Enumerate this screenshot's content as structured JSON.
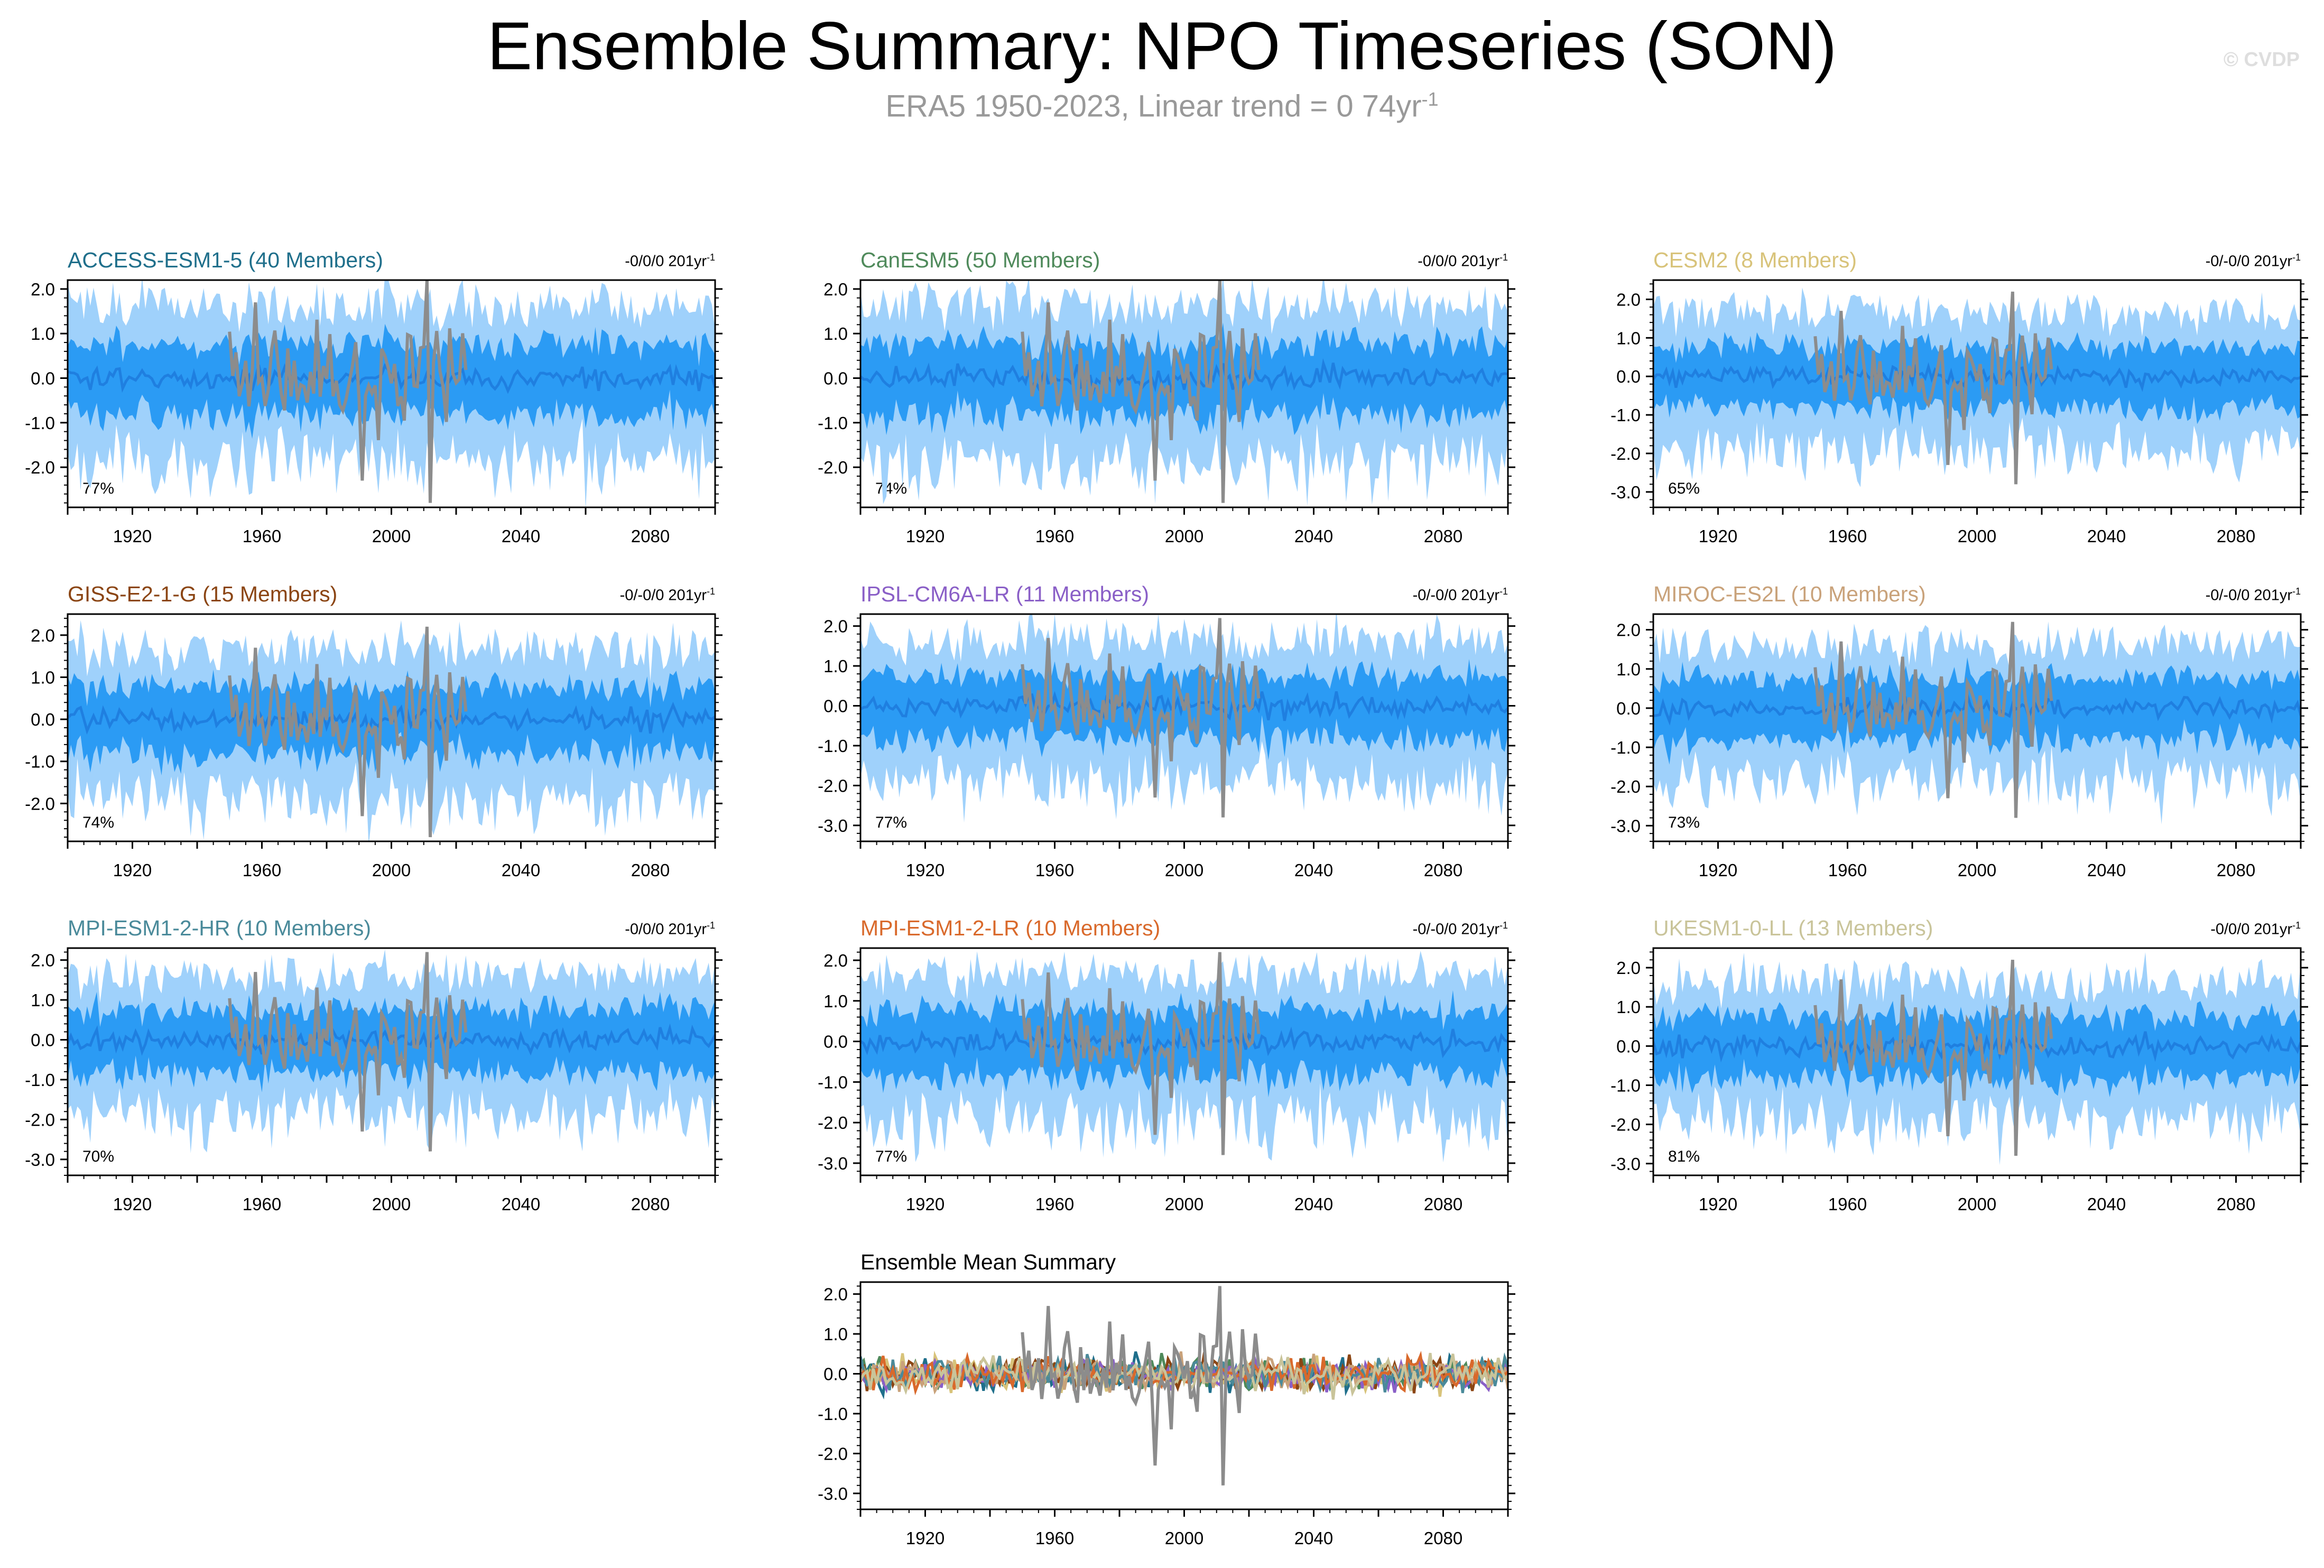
{
  "header": {
    "title": "Ensemble Summary: NPO Timeseries (SON)",
    "subtitle": "ERA5 1950-2023, Linear trend = 0 74yr",
    "subtitle_unit_exponent": "-1",
    "watermark": "© CVDP"
  },
  "colors": {
    "outer_band": "#9fd1fb",
    "inner_band": "#2b9bf4",
    "ensemble_mean_line": "#1f7fe0",
    "observations": "#8c8c8c",
    "frame": "#000000"
  },
  "chart_data": [
    {
      "type": "area",
      "title": "ACCESS-ESM1-5 (40 Members)",
      "title_color": "#1f6f8b",
      "trend": "-0/0/0 201yr",
      "trend_exponent": "-1",
      "percent": "77%",
      "xlim": [
        1900,
        2100
      ],
      "ylim": [
        -2.9,
        2.2
      ],
      "yticks": [
        -2.0,
        -1.0,
        0.0,
        1.0,
        2.0
      ],
      "xticks": [
        1920,
        1960,
        2000,
        2040,
        2080
      ],
      "series": [
        {
          "name": "ensemble 10-90% range"
        },
        {
          "name": "ensemble 25-75% range"
        },
        {
          "name": "ensemble mean"
        },
        {
          "name": "ERA5 observations",
          "x": [
            1950,
            2023
          ]
        }
      ]
    },
    {
      "type": "area",
      "title": "CanESM5 (50 Members)",
      "title_color": "#4f8a5b",
      "trend": "-0/0/0 201yr",
      "trend_exponent": "-1",
      "percent": "74%",
      "xlim": [
        1900,
        2100
      ],
      "ylim": [
        -2.9,
        2.2
      ],
      "yticks": [
        -2.0,
        -1.0,
        0.0,
        1.0,
        2.0
      ],
      "xticks": [
        1920,
        1960,
        2000,
        2040,
        2080
      ],
      "series": [
        {
          "name": "ensemble 10-90% range"
        },
        {
          "name": "ensemble 25-75% range"
        },
        {
          "name": "ensemble mean"
        },
        {
          "name": "ERA5 observations",
          "x": [
            1950,
            2023
          ]
        }
      ]
    },
    {
      "type": "area",
      "title": "CESM2 (8 Members)",
      "title_color": "#d8c37a",
      "trend": "-0/-0/0 201yr",
      "trend_exponent": "-1",
      "percent": "65%",
      "xlim": [
        1900,
        2100
      ],
      "ylim": [
        -3.4,
        2.5
      ],
      "yticks": [
        -3.0,
        -2.0,
        -1.0,
        0.0,
        1.0,
        2.0
      ],
      "xticks": [
        1920,
        1960,
        2000,
        2040,
        2080
      ],
      "series": [
        {
          "name": "ensemble 10-90% range"
        },
        {
          "name": "ensemble 25-75% range"
        },
        {
          "name": "ensemble mean"
        },
        {
          "name": "ERA5 observations",
          "x": [
            1950,
            2023
          ]
        }
      ]
    },
    {
      "type": "area",
      "title": "GISS-E2-1-G (15 Members)",
      "title_color": "#8b4513",
      "trend": "-0/-0/0 201yr",
      "trend_exponent": "-1",
      "percent": "74%",
      "xlim": [
        1900,
        2100
      ],
      "ylim": [
        -2.9,
        2.5
      ],
      "yticks": [
        -2.0,
        -1.0,
        0.0,
        1.0,
        2.0
      ],
      "xticks": [
        1920,
        1960,
        2000,
        2040,
        2080
      ],
      "series": [
        {
          "name": "ensemble 10-90% range"
        },
        {
          "name": "ensemble 25-75% range"
        },
        {
          "name": "ensemble mean"
        },
        {
          "name": "ERA5 observations",
          "x": [
            1950,
            2023
          ]
        }
      ]
    },
    {
      "type": "area",
      "title": "IPSL-CM6A-LR (11 Members)",
      "title_color": "#8a5fc7",
      "trend": "-0/-0/0 201yr",
      "trend_exponent": "-1",
      "percent": "77%",
      "xlim": [
        1900,
        2100
      ],
      "ylim": [
        -3.4,
        2.3
      ],
      "yticks": [
        -3.0,
        -2.0,
        -1.0,
        0.0,
        1.0,
        2.0
      ],
      "xticks": [
        1920,
        1960,
        2000,
        2040,
        2080
      ],
      "series": [
        {
          "name": "ensemble 10-90% range"
        },
        {
          "name": "ensemble 25-75% range"
        },
        {
          "name": "ensemble mean"
        },
        {
          "name": "ERA5 observations",
          "x": [
            1950,
            2023
          ]
        }
      ]
    },
    {
      "type": "area",
      "title": "MIROC-ES2L (10 Members)",
      "title_color": "#c9a27a",
      "trend": "-0/-0/0 201yr",
      "trend_exponent": "-1",
      "percent": "73%",
      "xlim": [
        1900,
        2100
      ],
      "ylim": [
        -3.4,
        2.4
      ],
      "yticks": [
        -3.0,
        -2.0,
        -1.0,
        0.0,
        1.0,
        2.0
      ],
      "xticks": [
        1920,
        1960,
        2000,
        2040,
        2080
      ],
      "series": [
        {
          "name": "ensemble 10-90% range"
        },
        {
          "name": "ensemble 25-75% range"
        },
        {
          "name": "ensemble mean"
        },
        {
          "name": "ERA5 observations",
          "x": [
            1950,
            2023
          ]
        }
      ]
    },
    {
      "type": "area",
      "title": "MPI-ESM1-2-HR (10 Members)",
      "title_color": "#4a8a9a",
      "trend": "-0/0/0 201yr",
      "trend_exponent": "-1",
      "percent": "70%",
      "xlim": [
        1900,
        2100
      ],
      "ylim": [
        -3.4,
        2.3
      ],
      "yticks": [
        -3.0,
        -2.0,
        -1.0,
        0.0,
        1.0,
        2.0
      ],
      "xticks": [
        1920,
        1960,
        2000,
        2040,
        2080
      ],
      "series": [
        {
          "name": "ensemble 10-90% range"
        },
        {
          "name": "ensemble 25-75% range"
        },
        {
          "name": "ensemble mean"
        },
        {
          "name": "ERA5 observations",
          "x": [
            1950,
            2023
          ]
        }
      ]
    },
    {
      "type": "area",
      "title": "MPI-ESM1-2-LR (10 Members)",
      "title_color": "#d9692b",
      "trend": "-0/-0/0 201yr",
      "trend_exponent": "-1",
      "percent": "77%",
      "xlim": [
        1900,
        2100
      ],
      "ylim": [
        -3.3,
        2.3
      ],
      "yticks": [
        -3.0,
        -2.0,
        -1.0,
        0.0,
        1.0,
        2.0
      ],
      "xticks": [
        1920,
        1960,
        2000,
        2040,
        2080
      ],
      "series": [
        {
          "name": "ensemble 10-90% range"
        },
        {
          "name": "ensemble 25-75% range"
        },
        {
          "name": "ensemble mean"
        },
        {
          "name": "ERA5 observations",
          "x": [
            1950,
            2023
          ]
        }
      ]
    },
    {
      "type": "area",
      "title": "UKESM1-0-LL (13 Members)",
      "title_color": "#c9c49a",
      "trend": "-0/0/0 201yr",
      "trend_exponent": "-1",
      "percent": "81%",
      "xlim": [
        1900,
        2100
      ],
      "ylim": [
        -3.3,
        2.5
      ],
      "yticks": [
        -3.0,
        -2.0,
        -1.0,
        0.0,
        1.0,
        2.0
      ],
      "xticks": [
        1920,
        1960,
        2000,
        2040,
        2080
      ],
      "series": [
        {
          "name": "ensemble 10-90% range"
        },
        {
          "name": "ensemble 25-75% range"
        },
        {
          "name": "ensemble mean"
        },
        {
          "name": "ERA5 observations",
          "x": [
            1950,
            2023
          ]
        }
      ]
    },
    {
      "type": "line",
      "title": "Ensemble Mean Summary",
      "title_color": "#000000",
      "xlim": [
        1900,
        2100
      ],
      "ylim": [
        -3.4,
        2.3
      ],
      "yticks": [
        -3.0,
        -2.0,
        -1.0,
        0.0,
        1.0,
        2.0
      ],
      "xticks": [
        1920,
        1960,
        2000,
        2040,
        2080
      ],
      "series": [
        {
          "name": "ERA5 observations",
          "color": "#8c8c8c",
          "x": [
            1950,
            2023
          ]
        },
        {
          "name": "ACCESS-ESM1-5",
          "color": "#1f6f8b"
        },
        {
          "name": "CanESM5",
          "color": "#4f8a5b"
        },
        {
          "name": "CESM2",
          "color": "#d8c37a"
        },
        {
          "name": "GISS-E2-1-G",
          "color": "#8b4513"
        },
        {
          "name": "IPSL-CM6A-LR",
          "color": "#8a5fc7"
        },
        {
          "name": "MIROC-ES2L",
          "color": "#c9a27a"
        },
        {
          "name": "MPI-ESM1-2-HR",
          "color": "#4a8a9a"
        },
        {
          "name": "MPI-ESM1-2-LR",
          "color": "#d9692b"
        },
        {
          "name": "UKESM1-0-LL",
          "color": "#c9c49a"
        }
      ]
    }
  ]
}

§ **Directions**: Identify which lines contain the word "GISS" and copy each one.

§ **Task answer**:
      "title": "GISS-E2-1-G (15 Members)",
          "name": "GISS-E2-1-G",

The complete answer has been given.